### YOUR OBJECTIVE
Copy each line below in which the word "camp" occurs.

### MATERIAL FOR THIS EXERCISE
+---+
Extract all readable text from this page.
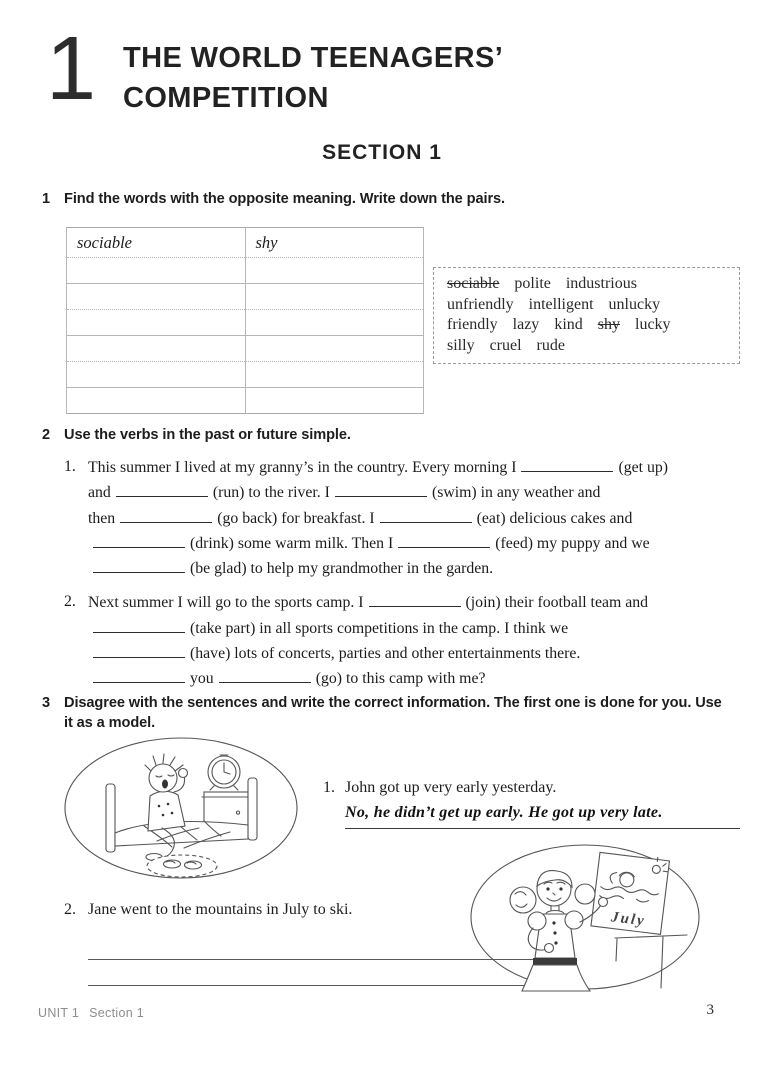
1 THE WORLD TEENAGERS’
COMPETITION
SECTION 1
1 Find the words with the opposite meaning. Write down the pairs.
sociable	shy

sociable polite industrious
unfriendly intelligent unlucky
friendly lazy kind shy lucky
silly cruel rude
2 Use the verbs in the past or future simple.
1. This summer I lived at my granny’s in the country. Every morning I	(get up)
and	(run) to the river. I	(swim) in any weather and
then	(go back) for breakfast. I	(eat) delicious cakes and
(drink) some warm milk. Then I	(feed) my puppy and we
(be glad) to help my grandmother in the garden.
2. Next summer I will go to the sports camp. I	(join) their football team and
(take part) in all sports competitions in the camp. I think we
(have) lots of concerts, parties and other entertainments there.
you	(go) to this camp with me?
3 Disagree with the sentences and write the correct information. The first one is done for you. Use it as a model.
1. John got up very early yesterday.
No, he didn’t get up early. He got up very late.
2. Jane went to the mountains in July to ski.	July
UNIT 1 Section 1	3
+---+
### CORRECT ANSWER
2. Next summer I will go to the sports camp. I	(join) their football team and
(take part) in all sports competitions in the camp. I think we
you	(go) to this camp with me?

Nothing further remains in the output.